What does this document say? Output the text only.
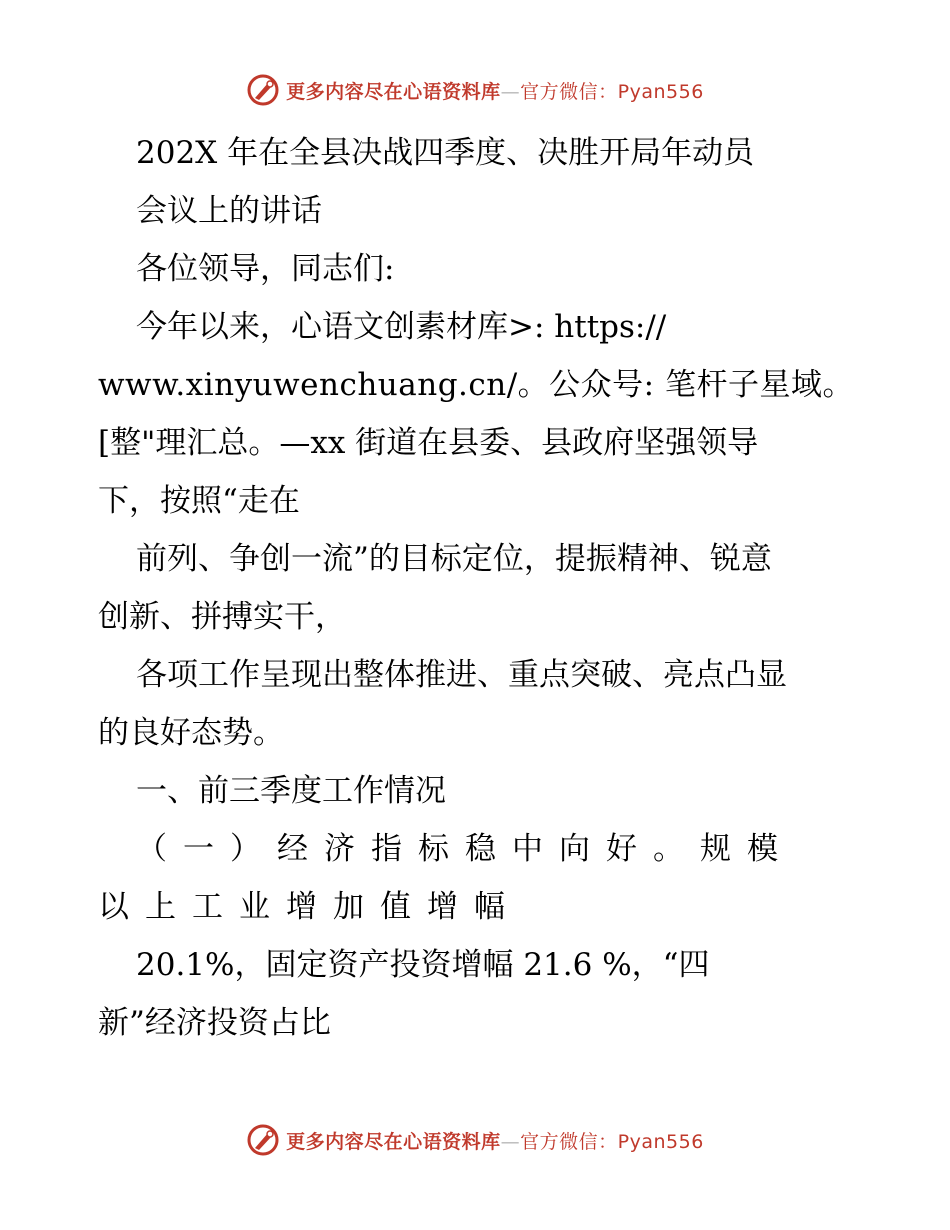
更多内容尽在心语资料库—官方微信：Pyan556
202X 年在全县决战四季度、决胜开局年动员
会议上的讲话
各位领导，同志们:
今年以来，心语文创素材库>: https://
www.xinyuwenchuang.cn/。公众号: 笔杆子星域。
[整"理汇总。—xx 街道在县委、县政府坚强领导
下，按照“走在
前列、争创一流”的目标定位，提振精神、锐意
创新、拼搏实干，
各项工作呈现出整体推进、重点突破、亮点凸显
的良好态势。
一、前三季度工作情况
（一）经济指标稳中向好。规模
以上工业增加值增幅
20.1%，固定资产投资增幅 21.6 %，“四
新”经济投资占比
更多内容尽在心语资料库—官方微信：Pyan556
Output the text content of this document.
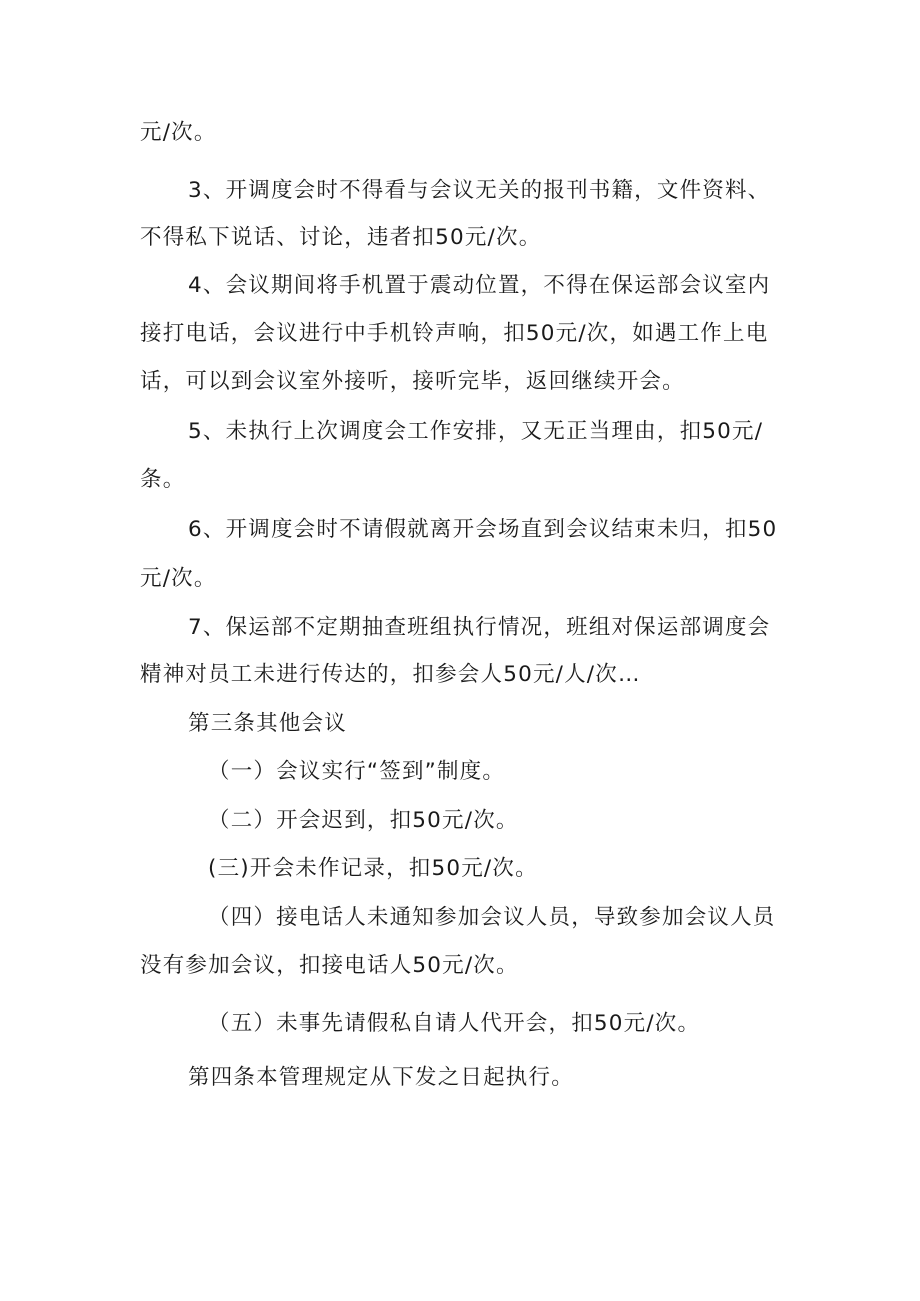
元/次。
3、开调度会时不得看与会议无关的报刊书籍，文件资料、
不得私下说话、讨论，违者扣50元/次。
4、会议期间将手机置于震动位置，不得在保运部会议室内
接打电话，会议进行中手机铃声响，扣50元/次，如遇工作上电
话，可以到会议室外接听，接听完毕，返回继续开会。
5、未执行上次调度会工作安排，又无正当理由，扣50元/
条。
6、开调度会时不请假就离开会场直到会议结束未归，扣50
元/次。
7、保运部不定期抽查班组执行情况，班组对保运部调度会
精神对员工未进行传达的，扣参会人50元/人/次…
第三条其他会议
（一）会议实行“签到”制度。
（二）开会迟到，扣50元/次。
(三)开会未作记录，扣50元/次。
（四）接电话人未通知参加会议人员，导致参加会议人员
没有参加会议，扣接电话人50元/次。
（五）未事先请假私自请人代开会，扣50元/次。
第四条本管理规定从下发之日起执行。
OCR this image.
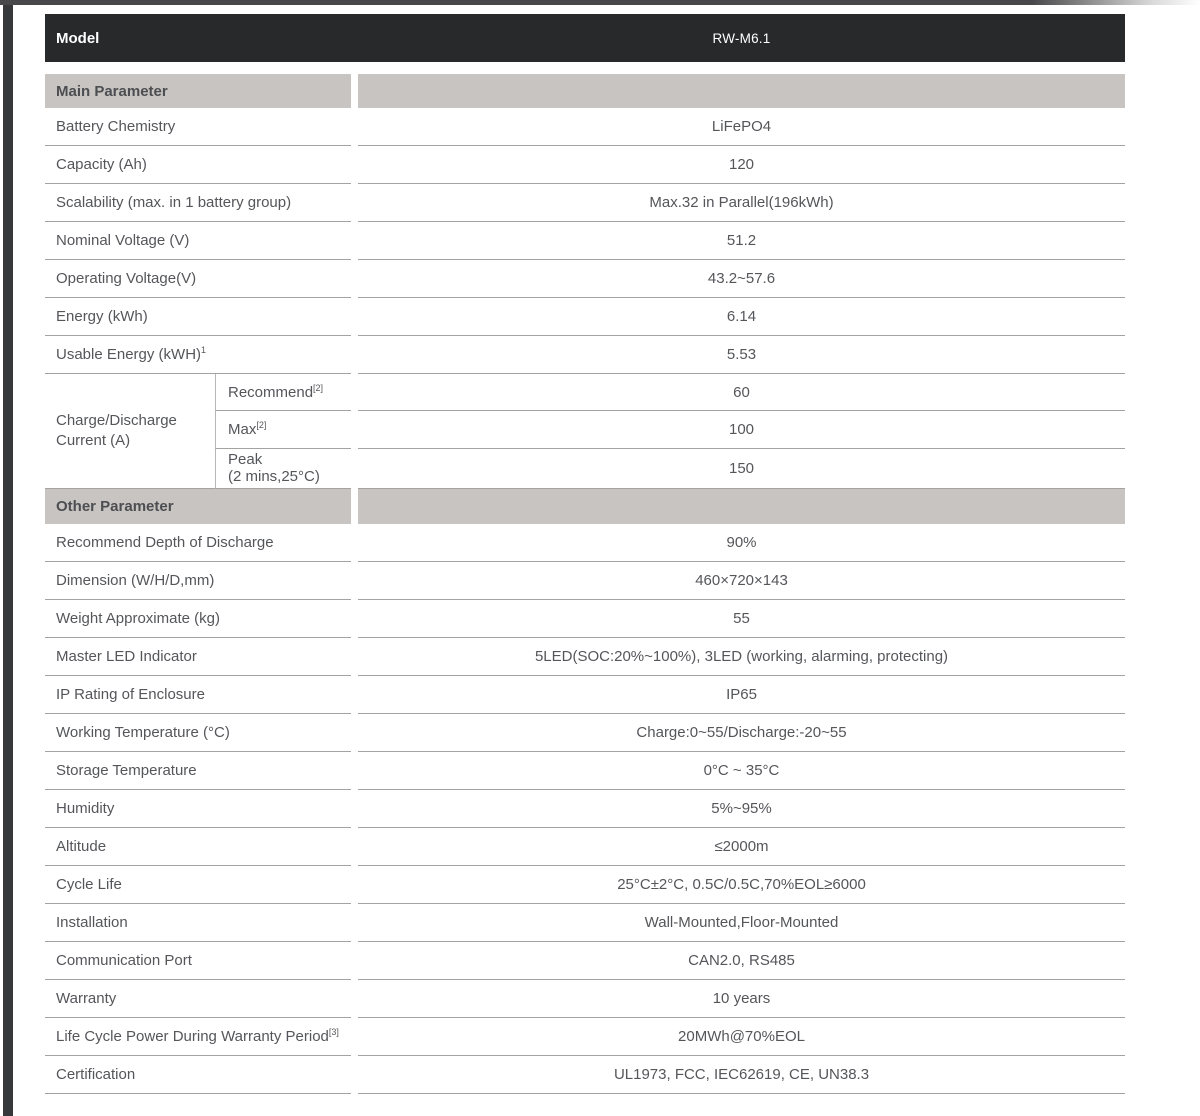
Model	RW-M6.1
Main Parameter
Battery Chemistry	LiFePO4
Capacity (Ah)	120
Scalability (max. in 1 battery group)	Max.32 in Parallel(196kWh)
Nominal Voltage (V)	51.2
Operating Voltage(V)	43.2~57.6
Energy (kWh)	6.14
Usable Energy (kWH)$^1$	5.53
Charge/Discharge Current (A)
Recommend[2]	60
Max[2]	100
Peak
(2 mins,25°C)	150
Other Parameter
Recommend Depth of Discharge	90%
Dimension (W/H/D,mm)	460×720×143
Weight Approximate (kg)	55
Master LED Indicator	5LED(SOC:20%~100%), 3LED (working, alarming, protecting)
IP Rating of Enclosure	IP65
Working Temperature (°C)	Charge:0~55/Discharge:-20~55
Storage Temperature	0°C ~ 35°C
Humidity	5%~95%
Altitude	≤2000m
Cycle Life	25°C±2°C, 0.5C/0.5C,70%EOL≥6000
Installation	Wall-Mounted,Floor-Mounted
Communication Port	CAN2.0, RS485
Warranty	10 years
Life Cycle Power During Warranty Period[3]	20MWh@70%EOL
Certification	UL1973, FCC, IEC62619, CE, UN38.3
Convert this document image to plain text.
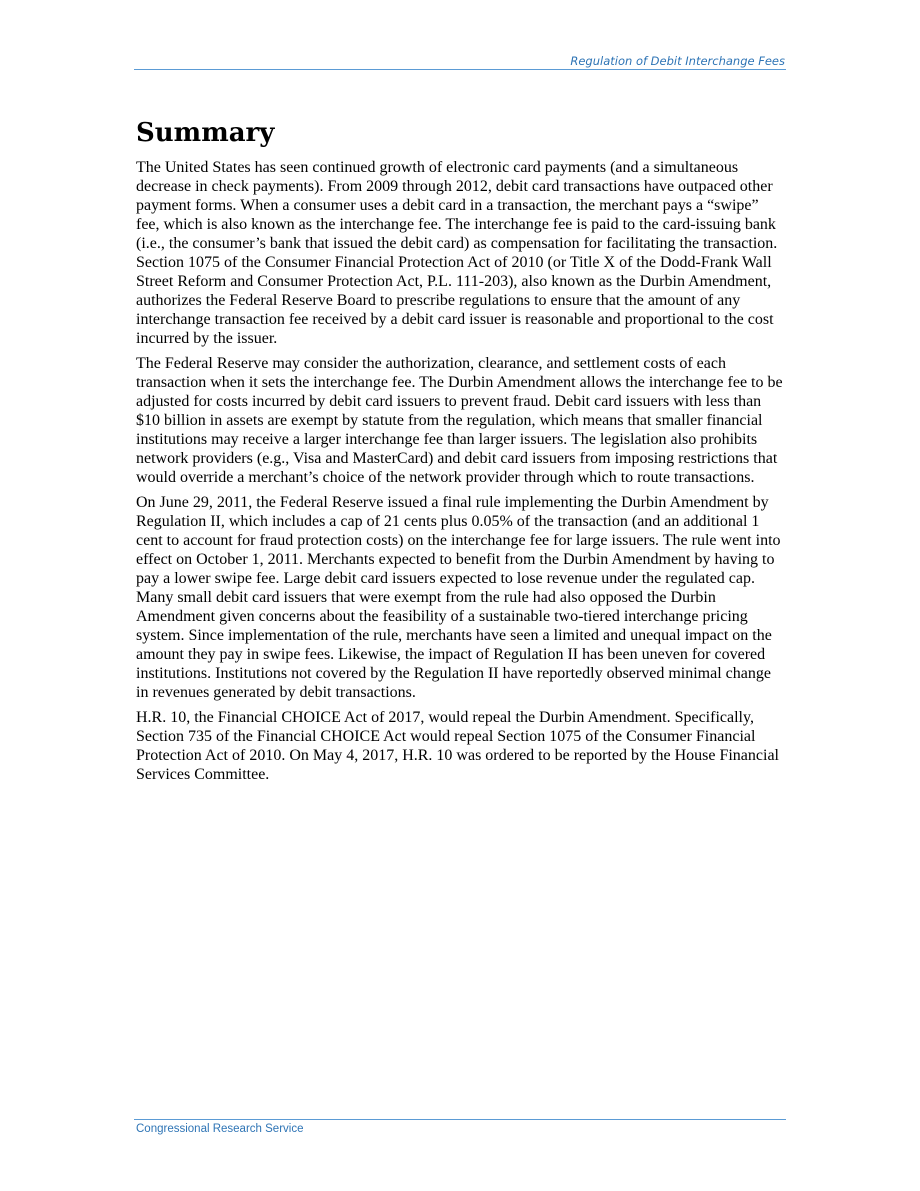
Regulation of Debit Interchange Fees
Summary

The United States has seen continued growth of electronic card payments (and a simultaneous decrease in check payments). From 2009 through 2012, debit card transactions have outpaced other payment forms. When a consumer uses a debit card in a transaction, the merchant pays a “swipe” fee, which is also known as the interchange fee. The interchange fee is paid to the card-issuing bank (i.e., the consumer’s bank that issued the debit card) as compensation for facilitating the transaction. Section 1075 of the Consumer Financial Protection Act of 2010 (or Title X of the Dodd-Frank Wall Street Reform and Consumer Protection Act, P.L. 111-203), also known as the Durbin Amendment, authorizes the Federal Reserve Board to prescribe regulations to ensure that the amount of any interchange transaction fee received by a debit card issuer is reasonable and proportional to the cost incurred by the issuer.

The Federal Reserve may consider the authorization, clearance, and settlement costs of each transaction when it sets the interchange fee. The Durbin Amendment allows the interchange fee to be adjusted for costs incurred by debit card issuers to prevent fraud. Debit card issuers with less than $10 billion in assets are exempt by statute from the regulation, which means that smaller financial institutions may receive a larger interchange fee than larger issuers. The legislation also prohibits network providers (e.g., Visa and MasterCard) and debit card issuers from imposing restrictions that would override a merchant’s choice of the network provider through which to route transactions.

On June 29, 2011, the Federal Reserve issued a final rule implementing the Durbin Amendment by Regulation II, which includes a cap of 21 cents plus 0.05% of the transaction (and an additional 1 cent to account for fraud protection costs) on the interchange fee for large issuers. The rule went into effect on October 1, 2011. Merchants expected to benefit from the Durbin Amendment by having to pay a lower swipe fee. Large debit card issuers expected to lose revenue under the regulated cap. Many small debit card issuers that were exempt from the rule had also opposed the Durbin Amendment given concerns about the feasibility of a sustainable two-tiered interchange pricing system. Since implementation of the rule, merchants have seen a limited and unequal impact on the amount they pay in swipe fees. Likewise, the impact of Regulation II has been uneven for covered institutions. Institutions not covered by the Regulation II have reportedly observed minimal change in revenues generated by debit transactions.

H.R. 10, the Financial CHOICE Act of 2017, would repeal the Durbin Amendment. Specifically, Section 735 of the Financial CHOICE Act would repeal Section 1075 of the Consumer Financial Protection Act of 2010. On May 4, 2017, H.R. 10 was ordered to be reported by the House Financial Services Committee.

Congressional Research Service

┄┄┄┄┄┄

# EXERCISE BRIEF
Repeat each line of the records above exactly, but do not copy the pictures.

# SOLUTION FOR THIS TASK
What does this document say? Output the text only.
更多内容尽在心语资料库—官方微信：Pyan556
202X 年在全县决战四季度、决胜开局年动员
会议上的讲话
各位领导，同志们:
今年以来，心语文创素材库>: https://
www.xinyuwenchuang.cn/。公众号: 笔杆子星域。
[整"理汇总。—xx 街道在县委、县政府坚强领导
下，按照“走在
前列、争创一流”的目标定位，提振精神、锐意
创新、拼搏实干，
各项工作呈现出整体推进、重点突破、亮点凸显
的良好态势。
一、前三季度工作情况
（一）经济指标稳中向好。规模
以上工业增加值增幅
20.1%，固定资产投资增幅 21.6 %，“四
新”经济投资占比
更多内容尽在心语资料库—官方微信：Pyan556
Output the text content of this document.
元/次。
3、开调度会时不得看与会议无关的报刊书籍，文件资料、
不得私下说话、讨论，违者扣50元/次。
4、会议期间将手机置于震动位置，不得在保运部会议室内
接打电话，会议进行中手机铃声响，扣50元/次，如遇工作上电
话，可以到会议室外接听，接听完毕，返回继续开会。
5、未执行上次调度会工作安排，又无正当理由，扣50元/
条。
6、开调度会时不请假就离开会场直到会议结束未归，扣50
元/次。
7、保运部不定期抽查班组执行情况，班组对保运部调度会
精神对员工未进行传达的，扣参会人50元/人/次…
第三条其他会议
（一）会议实行“签到”制度。
（二）开会迟到，扣50元/次。
(三)开会未作记录，扣50元/次。
（四）接电话人未通知参加会议人员，导致参加会议人员
没有参加会议，扣接电话人50元/次。
（五）未事先请假私自请人代开会，扣50元/次。
第四条本管理规定从下发之日起执行。
OCR this image.
Model	RW-M6.1
Main Parameter
Battery Chemistry	LiFePO4
Capacity (Ah)	120
Scalability (max. in 1 battery group)	Max.32 in Parallel(196kWh)
Nominal Voltage (V)	51.2
Operating Voltage(V)	43.2~57.6
Energy (kWh)	6.14
Usable Energy (kWH)$^1$	5.53
Charge/Discharge Current (A)
Recommend[2]	60
Max[2]	100
Peak
(2 mins,25°C)	150
Other Parameter
Recommend Depth of Discharge	90%
Dimension (W/H/D,mm)	460×720×143
Weight Approximate (kg)	55
Master LED Indicator	5LED(SOC:20%~100%), 3LED (working, alarming, protecting)
IP Rating of Enclosure	IP65
Working Temperature (°C)	Charge:0~55/Discharge:-20~55
Storage Temperature	0°C ~ 35°C
Humidity	5%~95%
Altitude	≤2000m
Cycle Life	25°C±2°C, 0.5C/0.5C,70%EOL≥6000
Installation	Wall-Mounted,Floor-Mounted
Communication Port	CAN2.0, RS485
Warranty	10 years
Life Cycle Power During Warranty Period[3]	20MWh@70%EOL
Certification	UL1973, FCC, IEC62619, CE, UN38.3
Convert this document image to plain text.
Regulation of Debit Interchange Fees
Summary

The United States has seen continued growth of electronic card payments (and a simultaneous decrease in check payments). From 2009 through 2012, debit card transactions have outpaced other payment forms. When a consumer uses a debit card in a transaction, the merchant pays a “swipe” fee, which is also known as the interchange fee. The interchange fee is paid to the card-issuing bank (i.e., the consumer’s bank that issued the debit card) as compensation for facilitating the transaction. Section 1075 of the Consumer Financial Protection Act of 2010 (or Title X of the Dodd-Frank Wall Street Reform and Consumer Protection Act, P.L. 111-203), also known as the Durbin Amendment, authorizes the Federal Reserve Board to prescribe regulations to ensure that the amount of any interchange transaction fee received by a debit card issuer is reasonable and proportional to the cost incurred by the issuer.

The Federal Reserve may consider the authorization, clearance, and settlement costs of each transaction when it sets the interchange fee. The Durbin Amendment allows the interchange fee to be adjusted for costs incurred by debit card issuers to prevent fraud. Debit card issuers with less than $10 billion in assets are exempt by statute from the regulation, which means that smaller financial institutions may receive a larger interchange fee than larger issuers. The legislation also prohibits network providers (e.g., Visa and MasterCard) and debit card issuers from imposing restrictions that would override a merchant’s choice of the network provider through which to route transactions.

On June 29, 2011, the Federal Reserve issued a final rule implementing the Durbin Amendment by Regulation II, which includes a cap of 21 cents plus 0.05% of the transaction (and an additional 1 cent to account for fraud protection costs) on the interchange fee for large issuers. The rule went into effect on October 1, 2011. Merchants expected to benefit from the Durbin Amendment by having to pay a lower swipe fee. Large debit card issuers expected to lose revenue under the regulated cap. Many small debit card issuers that were exempt from the rule had also opposed the Durbin Amendment given concerns about the feasibility of a sustainable two-tiered interchange pricing system. Since implementation of the rule, merchants have seen a limited and unequal impact on the amount they pay in swipe fees. Likewise, the impact of Regulation II has been uneven for covered institutions. Institutions not covered by the Regulation II have reportedly observed minimal change in revenues generated by debit transactions.

H.R. 10, the Financial CHOICE Act of 2017, would repeal the Durbin Amendment. Specifically, Section 735 of the Financial CHOICE Act would repeal Section 1075 of the Consumer Financial Protection Act of 2010. On May 4, 2017, H.R. 10 was ordered to be reported by the House Financial Services Committee.

Congressional Research Service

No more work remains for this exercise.